To do: Look for "Total" in the listing below. Gather each line that contains it.

# # # #

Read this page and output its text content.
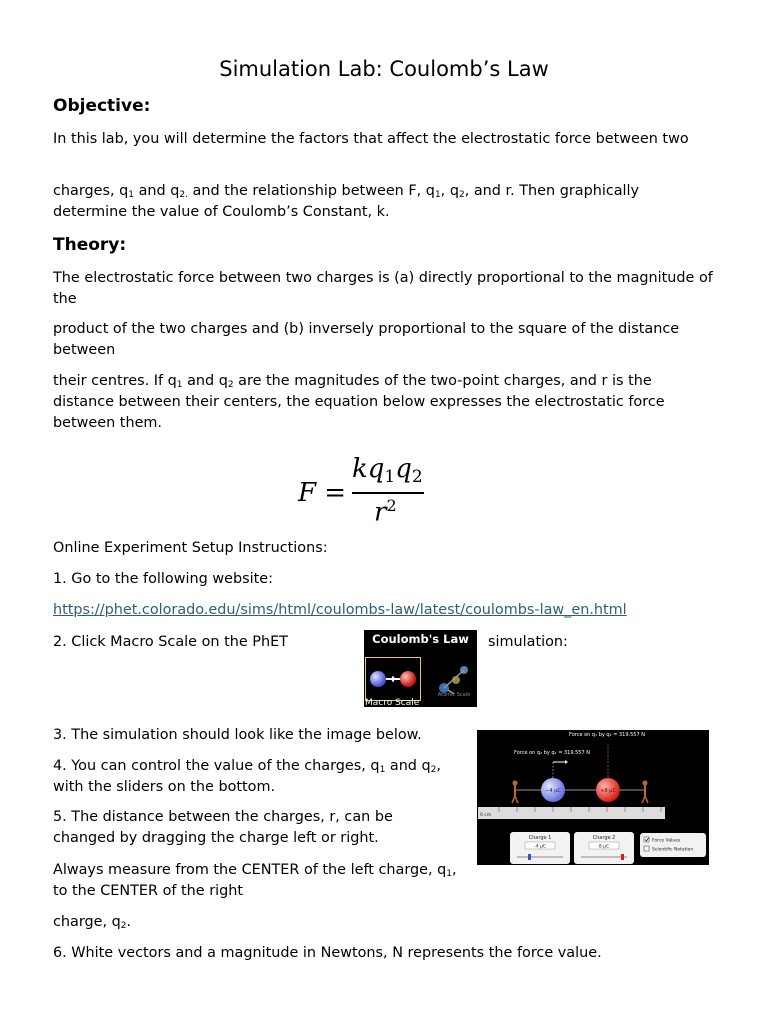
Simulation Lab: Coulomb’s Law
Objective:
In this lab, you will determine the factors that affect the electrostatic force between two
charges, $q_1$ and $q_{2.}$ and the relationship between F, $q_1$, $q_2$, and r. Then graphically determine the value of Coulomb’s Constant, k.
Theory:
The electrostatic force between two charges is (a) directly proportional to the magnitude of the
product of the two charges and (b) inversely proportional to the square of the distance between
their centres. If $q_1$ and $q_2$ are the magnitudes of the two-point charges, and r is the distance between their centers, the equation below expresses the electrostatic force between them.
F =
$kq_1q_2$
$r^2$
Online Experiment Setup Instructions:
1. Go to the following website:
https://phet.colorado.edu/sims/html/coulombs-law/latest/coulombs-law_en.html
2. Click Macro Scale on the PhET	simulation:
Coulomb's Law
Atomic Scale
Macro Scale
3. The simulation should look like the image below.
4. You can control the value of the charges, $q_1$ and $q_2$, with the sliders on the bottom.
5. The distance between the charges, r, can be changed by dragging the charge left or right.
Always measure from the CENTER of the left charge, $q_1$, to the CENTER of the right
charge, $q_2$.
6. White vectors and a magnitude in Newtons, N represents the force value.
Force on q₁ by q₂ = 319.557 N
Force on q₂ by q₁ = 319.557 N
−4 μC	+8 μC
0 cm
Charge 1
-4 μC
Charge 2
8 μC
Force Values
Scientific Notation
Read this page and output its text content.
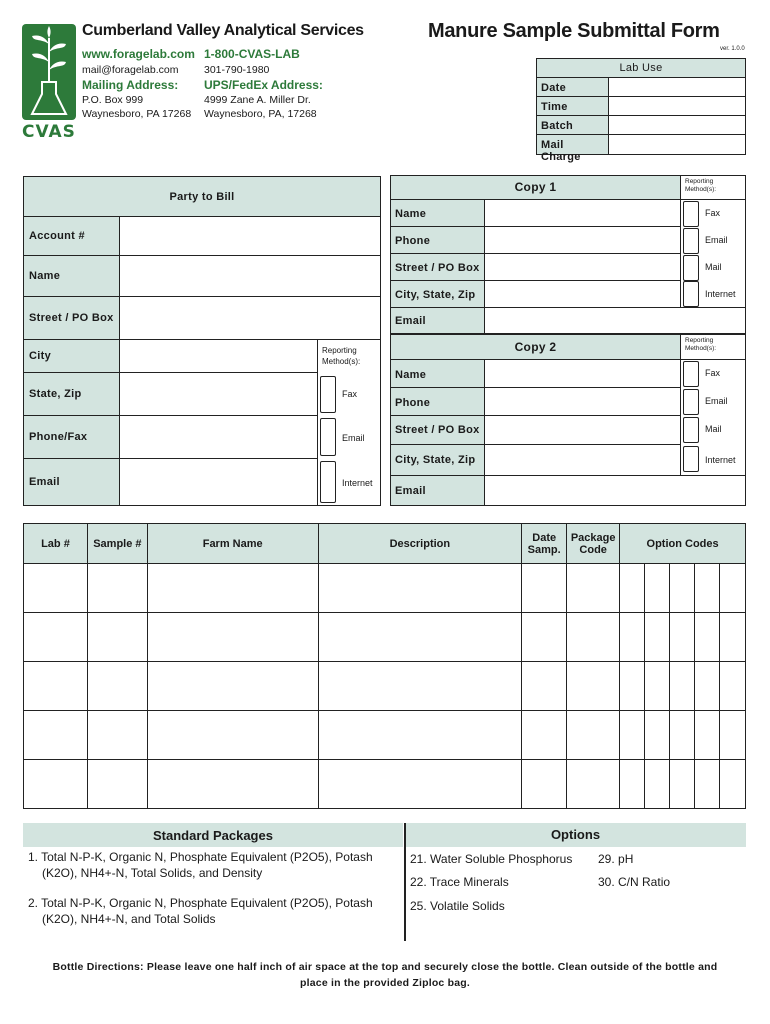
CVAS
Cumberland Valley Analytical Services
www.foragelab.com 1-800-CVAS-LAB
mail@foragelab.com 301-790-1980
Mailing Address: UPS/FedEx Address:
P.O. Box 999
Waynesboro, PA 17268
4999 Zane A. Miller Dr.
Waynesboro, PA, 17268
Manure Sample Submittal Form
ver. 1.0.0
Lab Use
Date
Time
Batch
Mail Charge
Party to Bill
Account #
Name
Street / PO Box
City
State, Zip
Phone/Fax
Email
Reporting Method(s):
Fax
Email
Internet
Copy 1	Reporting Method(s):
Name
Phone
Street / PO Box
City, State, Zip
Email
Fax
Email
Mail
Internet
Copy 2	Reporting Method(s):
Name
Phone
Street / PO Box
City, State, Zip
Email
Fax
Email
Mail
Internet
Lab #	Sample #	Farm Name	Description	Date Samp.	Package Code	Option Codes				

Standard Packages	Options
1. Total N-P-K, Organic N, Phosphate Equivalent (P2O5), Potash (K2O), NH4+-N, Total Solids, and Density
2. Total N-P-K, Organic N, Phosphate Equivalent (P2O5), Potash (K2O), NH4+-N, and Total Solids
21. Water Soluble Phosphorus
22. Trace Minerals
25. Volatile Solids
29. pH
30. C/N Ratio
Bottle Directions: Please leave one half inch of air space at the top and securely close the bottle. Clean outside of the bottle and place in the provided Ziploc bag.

# # # #

Answer:
1. Total N-P-K, Organic N, Phosphate Equivalent (P2O5), Potash (K2O), NH4+-N, Total Solids, and Density
2. Total N-P-K, Organic N, Phosphate Equivalent (P2O5), Potash (K2O), NH4+-N, and Total Solids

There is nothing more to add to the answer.